Text for analysis:
•••••

Another line of research strongly suggests that antidepressants exert their therapeutic effects through complex signaling cascades that result in the increased expression of neurotrophic factors, the proliferation of neural and glial cell precursors, increased axonal sprouting, and the development of new synapses.21-24 Furthermore, serotonin plays a role in neuroplastic changes associated with brain development,25 and selective serotonin reuptake inhibitors (SSRIs) increase hippocampal neurogenesis, probably through serotonin1A receptor–mediated effects.26-29 Overall, the neurotrophic effects of antidepressants and the fact that they are widely used medications of proven safety make them excellent candidates for use as restorative agents in the subacute phase of stroke and other forms of brain damage.30
We previously reported preliminary evidence that treatment with antidepressants in the subacute phase of stroke is associated with significant improvement in activities of daily living and cognitive functioning among patients who recovered from poststroke depression.31-33 Other investigators have also observed the beneficial effects of antidepressants on motor and cognitive outcomes.8,34 In addition, we reported that early antidepressant treatment was significantly associated with greater long-term survival rates among stroke patients both with and without depression.35 Finally, we demonstrated that escitalopram oxalate, a widely prescribed SSRI, prevents the onset of depressive disorders among patients with an index stroke.36 In the present study, we examine the effect of escitalopram on cognitive outcome. We hypothesized that patients treated with escitalopram would show more improved performance on neuropsychological tests assessing memory and executive functions than patients who received placebo or underwent Problem Solving Therapy (PST). In addition, we hypothesized that this improvement would be related to an effect of antidepressants on neural circuits that process cognitive information and, thus, would occur independendy of a specific rehabilitation program or changes in depressive symptoms.
The 129 patients included in the present study were examined from July 9, 2003, to October 1, 2007, at the University of Iowa Stroke Center. These individuals represent most patients (571 of 799 [71.5%]) assessed for eligibility in our recent multicenter trial investigating the efficacy of escitalopram and PST to prevent the onset of poststroke depression. The characteristics of this trial have been extensively described elsewhere.36 The participants whose data are reported in this article correspond to the Iowan subsample of that study. Patients recruited at the University of Iowa constitute our study group because they had a rigorous longitudinal follow-up of their cognitive status using complete neuropsychological evaluations performed by the same research assistant and supervised by the same neuropsychologist. Thus, these data correspond to the most complete and reliable information on cognitive outcome available for analysis.
All patients were randomized within 3 months of an index stroke (Figure 1). The protocol was approved by the University of Iowa institutional review board, and written informed consent was obtained from cach participant. Inclusion criteria included age older than 50 and younger than 90 years and clinical and imaging findings consistent with cerebral hemisphere, brainstem, or cerebellar stroke. Participants with both ischemic and hemorrhagic strokes were included. Patients were excluded if they met DSM-IV37 diagnostic criteria for major or minor (research criteria) depressive disorder or had a 17-item Hamilton Scale for Depression (HAM-D) score greater than 11.

•••••

What to do:
Resume the study on escitalopram and cognitive recovery after stroke, starting right after its last sentence.

Given records:
•••••

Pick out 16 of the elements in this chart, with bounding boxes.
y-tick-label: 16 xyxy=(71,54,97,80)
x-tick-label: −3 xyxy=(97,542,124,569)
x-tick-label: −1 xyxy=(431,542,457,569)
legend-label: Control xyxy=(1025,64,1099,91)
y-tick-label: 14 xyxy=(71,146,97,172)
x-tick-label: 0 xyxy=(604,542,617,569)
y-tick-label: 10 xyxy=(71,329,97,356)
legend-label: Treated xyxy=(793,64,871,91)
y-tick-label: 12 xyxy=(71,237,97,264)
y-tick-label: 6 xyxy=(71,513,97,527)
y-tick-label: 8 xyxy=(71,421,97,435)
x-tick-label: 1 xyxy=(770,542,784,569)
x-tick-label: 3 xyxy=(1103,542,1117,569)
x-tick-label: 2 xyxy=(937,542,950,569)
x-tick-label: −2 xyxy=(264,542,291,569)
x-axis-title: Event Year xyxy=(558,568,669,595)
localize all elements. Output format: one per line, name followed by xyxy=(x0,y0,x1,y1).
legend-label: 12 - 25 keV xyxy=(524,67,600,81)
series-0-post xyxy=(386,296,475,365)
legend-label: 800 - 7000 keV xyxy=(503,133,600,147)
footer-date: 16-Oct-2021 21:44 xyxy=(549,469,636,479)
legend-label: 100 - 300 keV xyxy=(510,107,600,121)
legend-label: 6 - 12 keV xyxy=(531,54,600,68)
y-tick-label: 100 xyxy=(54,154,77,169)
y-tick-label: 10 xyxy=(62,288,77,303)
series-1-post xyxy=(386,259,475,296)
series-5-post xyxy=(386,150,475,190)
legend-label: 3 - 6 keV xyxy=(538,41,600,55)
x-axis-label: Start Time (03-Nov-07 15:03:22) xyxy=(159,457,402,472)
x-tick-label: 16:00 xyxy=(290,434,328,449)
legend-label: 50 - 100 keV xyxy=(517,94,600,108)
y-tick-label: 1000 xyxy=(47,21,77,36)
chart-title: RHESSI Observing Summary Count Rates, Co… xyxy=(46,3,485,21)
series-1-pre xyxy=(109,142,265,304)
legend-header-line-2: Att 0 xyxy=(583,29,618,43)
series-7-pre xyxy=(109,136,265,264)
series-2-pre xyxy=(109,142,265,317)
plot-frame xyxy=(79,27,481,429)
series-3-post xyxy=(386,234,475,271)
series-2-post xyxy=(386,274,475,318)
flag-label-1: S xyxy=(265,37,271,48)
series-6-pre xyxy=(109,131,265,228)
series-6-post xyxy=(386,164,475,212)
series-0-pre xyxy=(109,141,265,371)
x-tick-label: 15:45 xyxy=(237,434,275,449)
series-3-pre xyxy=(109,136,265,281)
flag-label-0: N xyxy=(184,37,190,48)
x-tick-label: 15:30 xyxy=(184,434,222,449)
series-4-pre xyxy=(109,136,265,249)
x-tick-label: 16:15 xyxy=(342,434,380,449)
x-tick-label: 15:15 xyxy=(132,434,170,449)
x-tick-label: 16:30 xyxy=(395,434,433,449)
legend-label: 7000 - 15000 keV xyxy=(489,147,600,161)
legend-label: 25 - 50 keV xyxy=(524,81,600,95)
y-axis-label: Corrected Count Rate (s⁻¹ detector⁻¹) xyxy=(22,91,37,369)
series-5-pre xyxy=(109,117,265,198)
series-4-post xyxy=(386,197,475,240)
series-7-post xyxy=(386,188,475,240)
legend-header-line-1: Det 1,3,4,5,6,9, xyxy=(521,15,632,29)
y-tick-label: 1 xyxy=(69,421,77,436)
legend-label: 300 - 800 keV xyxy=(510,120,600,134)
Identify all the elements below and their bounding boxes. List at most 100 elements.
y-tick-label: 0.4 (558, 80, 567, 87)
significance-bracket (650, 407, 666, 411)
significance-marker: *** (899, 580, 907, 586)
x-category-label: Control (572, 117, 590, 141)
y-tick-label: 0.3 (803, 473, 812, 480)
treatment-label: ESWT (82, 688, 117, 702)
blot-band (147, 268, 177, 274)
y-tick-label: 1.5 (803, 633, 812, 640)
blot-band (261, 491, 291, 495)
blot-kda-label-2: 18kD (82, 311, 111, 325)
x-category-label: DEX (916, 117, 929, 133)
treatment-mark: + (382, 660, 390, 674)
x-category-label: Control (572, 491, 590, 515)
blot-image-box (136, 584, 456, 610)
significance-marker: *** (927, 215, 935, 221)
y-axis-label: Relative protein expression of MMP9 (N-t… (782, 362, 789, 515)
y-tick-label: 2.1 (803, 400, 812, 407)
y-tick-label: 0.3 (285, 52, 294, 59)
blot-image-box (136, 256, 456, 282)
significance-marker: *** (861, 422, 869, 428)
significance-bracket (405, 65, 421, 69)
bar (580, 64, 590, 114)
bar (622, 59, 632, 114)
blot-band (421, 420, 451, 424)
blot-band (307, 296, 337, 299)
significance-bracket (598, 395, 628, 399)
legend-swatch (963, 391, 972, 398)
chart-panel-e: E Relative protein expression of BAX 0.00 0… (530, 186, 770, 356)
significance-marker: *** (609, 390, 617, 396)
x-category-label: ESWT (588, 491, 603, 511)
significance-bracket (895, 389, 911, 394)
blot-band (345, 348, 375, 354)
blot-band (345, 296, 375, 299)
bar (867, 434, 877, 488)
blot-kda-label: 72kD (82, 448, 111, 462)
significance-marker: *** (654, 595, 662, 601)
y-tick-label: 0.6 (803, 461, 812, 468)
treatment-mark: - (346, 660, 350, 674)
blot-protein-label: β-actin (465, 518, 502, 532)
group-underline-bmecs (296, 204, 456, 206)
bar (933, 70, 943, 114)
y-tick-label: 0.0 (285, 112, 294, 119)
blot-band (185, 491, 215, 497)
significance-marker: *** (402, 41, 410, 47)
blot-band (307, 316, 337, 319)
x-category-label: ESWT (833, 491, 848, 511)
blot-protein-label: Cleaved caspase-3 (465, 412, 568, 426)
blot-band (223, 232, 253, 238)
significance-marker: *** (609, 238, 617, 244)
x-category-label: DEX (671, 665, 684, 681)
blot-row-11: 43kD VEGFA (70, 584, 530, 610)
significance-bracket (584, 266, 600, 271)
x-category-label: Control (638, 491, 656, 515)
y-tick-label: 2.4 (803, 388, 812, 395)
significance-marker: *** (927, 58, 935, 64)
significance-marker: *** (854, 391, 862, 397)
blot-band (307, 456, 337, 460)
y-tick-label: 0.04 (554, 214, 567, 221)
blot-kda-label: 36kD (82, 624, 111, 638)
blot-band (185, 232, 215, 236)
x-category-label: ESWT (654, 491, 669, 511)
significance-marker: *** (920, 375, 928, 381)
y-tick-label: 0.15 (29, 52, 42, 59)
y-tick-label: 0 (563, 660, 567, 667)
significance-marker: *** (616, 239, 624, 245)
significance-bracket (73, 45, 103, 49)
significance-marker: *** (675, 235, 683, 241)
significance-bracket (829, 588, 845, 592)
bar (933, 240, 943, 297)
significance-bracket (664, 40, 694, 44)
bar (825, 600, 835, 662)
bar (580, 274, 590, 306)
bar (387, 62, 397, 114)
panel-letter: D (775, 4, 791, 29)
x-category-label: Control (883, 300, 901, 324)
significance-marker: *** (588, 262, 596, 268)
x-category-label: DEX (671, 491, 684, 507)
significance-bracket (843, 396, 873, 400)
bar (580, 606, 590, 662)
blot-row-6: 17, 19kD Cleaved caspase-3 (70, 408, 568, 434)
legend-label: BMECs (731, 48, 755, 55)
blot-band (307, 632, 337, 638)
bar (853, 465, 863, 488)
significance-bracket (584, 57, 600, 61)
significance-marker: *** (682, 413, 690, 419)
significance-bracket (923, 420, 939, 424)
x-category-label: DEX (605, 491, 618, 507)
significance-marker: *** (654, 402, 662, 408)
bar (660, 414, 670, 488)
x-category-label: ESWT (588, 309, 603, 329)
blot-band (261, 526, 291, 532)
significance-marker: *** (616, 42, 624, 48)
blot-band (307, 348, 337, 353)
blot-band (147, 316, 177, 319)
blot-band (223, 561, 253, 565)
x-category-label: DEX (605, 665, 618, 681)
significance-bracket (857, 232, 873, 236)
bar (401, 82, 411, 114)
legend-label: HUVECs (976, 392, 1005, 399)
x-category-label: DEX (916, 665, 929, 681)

•••••

Output for this task:
Patients with severe comprehension deficits, as demonstrated by an inability to complete part 1 of the Token Test38 or patients with neuropsychological testing showing impaired decision-making capacity were excluded. Other exclusion criteria included strokes secondary to complications from an intracranial aneurysm, arteriovenous malformation, or neoplastic process and stroke during the course of myocardial infarction or revascularization surgery. General exclusionary criteria included life-threatening organ failure, severely disabling musculoskeletal disorder, cancer, and neurodegenerative disorders, such as idiopathic Parkinson or Alzheimer diseases. In addition, patients were excluded if they met DSM-IV criteria for alcohol or substance abuse or dependence within the 12 months prior to enrollment or if they met DSM-IV criteria for a depressive disorder at the time of the index stroke.
A complete neurological examination was performed at the time of entry. We classified lesion location as right and left hemispheres or brainstem/cerebellar. Mechanism of ischemic stroke was categorized on the basis of the Trial of Org 10172 in Acute Stroke Treatment classification.39 Therefore, stroke type was classified as hemorrhagic or ischemic, and the ischemic strokes were further categorized as large-artery atherosclerosis, cardioembolic, small-artery occlusion, or an undetermined or other cause. Severity of stroke was recorded using the National Institutes of Health Stroke Scale.40 Neuroimaging scans were obtained from the treating hospital for analysis by a radiologist who was masked to the treatment assignment. There was no standardized imaging protocol.
Patients were randomized by 1 team member not involved in any evaluation. Specifically, we randomly assigned the 3 treatments using computer-generated random numbers of 1,2, or 3 to escitalopram (10 mg, once daily in the morning, for patients <65 years and 5 mg for patients ≥65 years), placebo (all pills were identical), or PST. The PST used in this study was a manual-based intervention originally developed in the United Kingdom for treating medical patients with depression41 that has been applied in the United States.42 A rater masked to drug assignment and not involved in the administration of PST evaluated patients.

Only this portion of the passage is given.